*STATED GOAL*: Copy every line of the data in which the word "adéquate" occurs.
— START SUPPLIED ENTRIES —
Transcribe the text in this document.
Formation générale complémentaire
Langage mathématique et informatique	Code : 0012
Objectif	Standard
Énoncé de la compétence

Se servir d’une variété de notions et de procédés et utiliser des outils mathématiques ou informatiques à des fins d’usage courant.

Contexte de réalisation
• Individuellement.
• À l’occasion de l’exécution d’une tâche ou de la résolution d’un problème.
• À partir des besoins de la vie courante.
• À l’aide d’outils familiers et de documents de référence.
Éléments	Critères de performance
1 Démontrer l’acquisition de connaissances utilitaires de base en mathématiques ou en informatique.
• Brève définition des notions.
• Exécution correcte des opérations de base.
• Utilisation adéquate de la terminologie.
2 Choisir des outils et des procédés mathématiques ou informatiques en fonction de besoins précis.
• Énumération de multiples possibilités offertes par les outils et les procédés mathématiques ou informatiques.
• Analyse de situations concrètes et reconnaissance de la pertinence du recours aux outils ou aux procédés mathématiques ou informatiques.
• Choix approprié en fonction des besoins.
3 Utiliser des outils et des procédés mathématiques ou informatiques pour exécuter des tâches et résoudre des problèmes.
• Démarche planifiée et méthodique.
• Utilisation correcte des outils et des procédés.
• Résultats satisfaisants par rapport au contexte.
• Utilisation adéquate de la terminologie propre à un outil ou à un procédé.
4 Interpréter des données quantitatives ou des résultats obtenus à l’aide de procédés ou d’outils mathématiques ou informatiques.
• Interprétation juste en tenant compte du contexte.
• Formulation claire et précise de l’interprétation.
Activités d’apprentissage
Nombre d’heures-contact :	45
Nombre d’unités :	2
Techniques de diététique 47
— END SUPPLIED ENTRIES —
*CORRECT RESULT*:
• Utilisation adéquate de la terminologie.
• Utilisation adéquate de la terminologie propre à un outil ou à un procédé.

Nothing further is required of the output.